# START OF Dataset entries

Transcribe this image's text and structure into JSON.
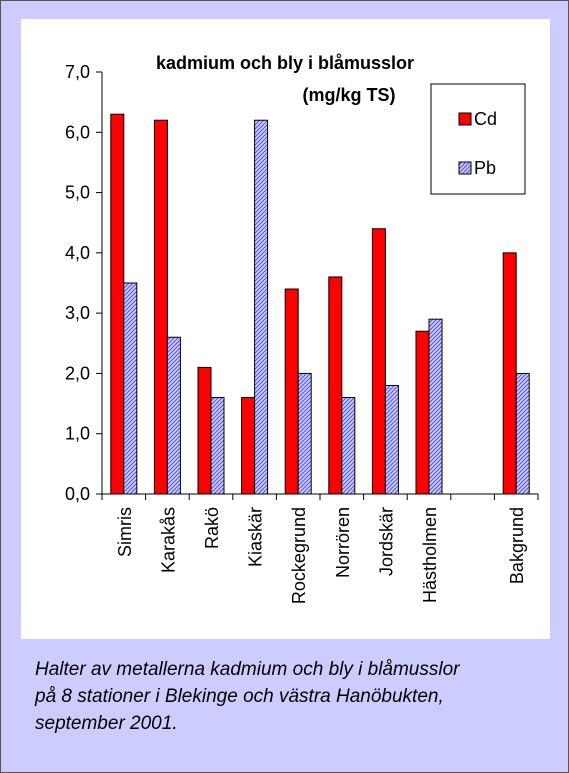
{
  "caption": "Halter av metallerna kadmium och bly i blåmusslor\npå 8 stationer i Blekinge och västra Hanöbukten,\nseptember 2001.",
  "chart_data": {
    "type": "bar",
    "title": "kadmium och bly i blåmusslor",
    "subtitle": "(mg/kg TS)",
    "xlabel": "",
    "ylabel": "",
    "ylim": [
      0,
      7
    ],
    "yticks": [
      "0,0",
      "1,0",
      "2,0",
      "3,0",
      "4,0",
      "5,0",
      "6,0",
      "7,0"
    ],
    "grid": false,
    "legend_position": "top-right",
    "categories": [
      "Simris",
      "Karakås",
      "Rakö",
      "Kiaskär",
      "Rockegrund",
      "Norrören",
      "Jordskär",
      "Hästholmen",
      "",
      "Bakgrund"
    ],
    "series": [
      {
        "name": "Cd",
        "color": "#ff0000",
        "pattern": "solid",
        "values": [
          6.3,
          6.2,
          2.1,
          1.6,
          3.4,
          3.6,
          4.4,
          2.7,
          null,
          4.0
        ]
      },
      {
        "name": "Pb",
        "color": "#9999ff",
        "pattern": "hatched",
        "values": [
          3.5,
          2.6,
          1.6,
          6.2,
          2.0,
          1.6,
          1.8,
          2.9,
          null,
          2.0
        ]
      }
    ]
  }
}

# END OF Dataset entries

== Written problem ==
Repeat the material exactly as it reads, without any of its pictures.

== Full output ==
Transcribe this image's text and structure into JSON.
{
  "caption": "Halter av metallerna kadmium och bly i blåmusslor\npå 8 stationer i Blekinge och västra Hanöbukten,\nseptember 2001.",
  "chart_data": {
    "type": "bar",
    "title": "kadmium och bly i blåmusslor",
    "subtitle": "(mg/kg TS)",
    "xlabel": "",
    "ylabel": "",
    "ylim": [
      0,
      7
    ],
    "yticks": [
      "0,0",
      "1,0",
      "2,0",
      "3,0",
      "4,0",
      "5,0",
      "6,0",
      "7,0"
    ],
    "grid": false,
    "legend_position": "top-right",
    "categories": [
      "Simris",
      "Karakås",
      "Rakö",
      "Kiaskär",
      "Rockegrund",
      "Norrören",
      "Jordskär",
      "Hästholmen",
      "",
      "Bakgrund"
    ],
    "series": [
      {
        "name": "Cd",
        "color": "#ff0000",
        "pattern": "solid",
        "values": [
          6.3,
          6.2,
          2.1,
          1.6,
          3.4,
          3.6,
          4.4,
          2.7,
          null,
          4.0
        ]
      },
      {
        "name": "Pb",
        "color": "#9999ff",
        "pattern": "hatched",
        "values": [
          3.5,
          2.6,
          1.6,
          6.2,
          2.0,
          1.6,
          1.8,
          2.9,
          null,
          2.0
        ]
      }
    ]
  }
}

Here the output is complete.